- [WHAT NEEDS TO BE DONE]:
Scan each line of the records for the word "وآله" and extract the ones that have it.

===

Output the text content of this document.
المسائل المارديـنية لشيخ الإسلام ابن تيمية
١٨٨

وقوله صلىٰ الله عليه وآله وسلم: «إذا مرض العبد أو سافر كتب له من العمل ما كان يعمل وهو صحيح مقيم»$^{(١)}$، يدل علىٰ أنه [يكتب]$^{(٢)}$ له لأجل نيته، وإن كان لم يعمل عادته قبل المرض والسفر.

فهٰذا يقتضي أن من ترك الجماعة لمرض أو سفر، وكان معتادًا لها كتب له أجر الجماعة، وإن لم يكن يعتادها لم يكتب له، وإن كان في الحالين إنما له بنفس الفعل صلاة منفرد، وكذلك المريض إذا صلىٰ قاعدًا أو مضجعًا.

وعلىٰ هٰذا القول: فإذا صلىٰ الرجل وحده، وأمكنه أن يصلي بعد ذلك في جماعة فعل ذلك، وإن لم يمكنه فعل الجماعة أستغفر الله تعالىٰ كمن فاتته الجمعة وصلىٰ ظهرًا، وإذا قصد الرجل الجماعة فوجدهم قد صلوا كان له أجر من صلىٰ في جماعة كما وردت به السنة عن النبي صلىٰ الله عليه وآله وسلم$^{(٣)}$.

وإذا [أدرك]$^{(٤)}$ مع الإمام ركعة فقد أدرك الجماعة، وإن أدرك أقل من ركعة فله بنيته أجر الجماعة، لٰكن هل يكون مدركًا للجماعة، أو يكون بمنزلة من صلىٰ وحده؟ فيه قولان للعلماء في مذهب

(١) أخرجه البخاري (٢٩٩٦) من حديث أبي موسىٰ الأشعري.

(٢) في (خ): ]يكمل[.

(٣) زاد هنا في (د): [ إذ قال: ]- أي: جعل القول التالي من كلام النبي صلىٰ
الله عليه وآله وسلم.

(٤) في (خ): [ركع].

===

- [EXERCISE RESPONSE]:
وقوله صلىٰ الله عليه وآله وسلم: «إذا مرض العبد أو سافر كتب له من العمل ما كان يعمل وهو صحيح مقيم»$^{(١)}$، يدل علىٰ أنه [يكتب]$^{(٢)}$ له لأجل نيته، وإن كان لم يعمل عادته قبل المرض والسفر.
وعلىٰ هٰذا القول: فإذا صلىٰ الرجل وحده، وأمكنه أن يصلي بعد ذلك في جماعة فعل ذلك، وإن لم يمكنه فعل الجماعة أستغفر الله تعالىٰ كمن فاتته الجمعة وصلىٰ ظهرًا، وإذا قصد الرجل الجماعة فوجدهم قد صلوا كان له أجر من صلىٰ في جماعة كما وردت به السنة عن النبي صلىٰ الله عليه وآله وسلم$^{(٣)}$.
الله عليه وآله وسلم.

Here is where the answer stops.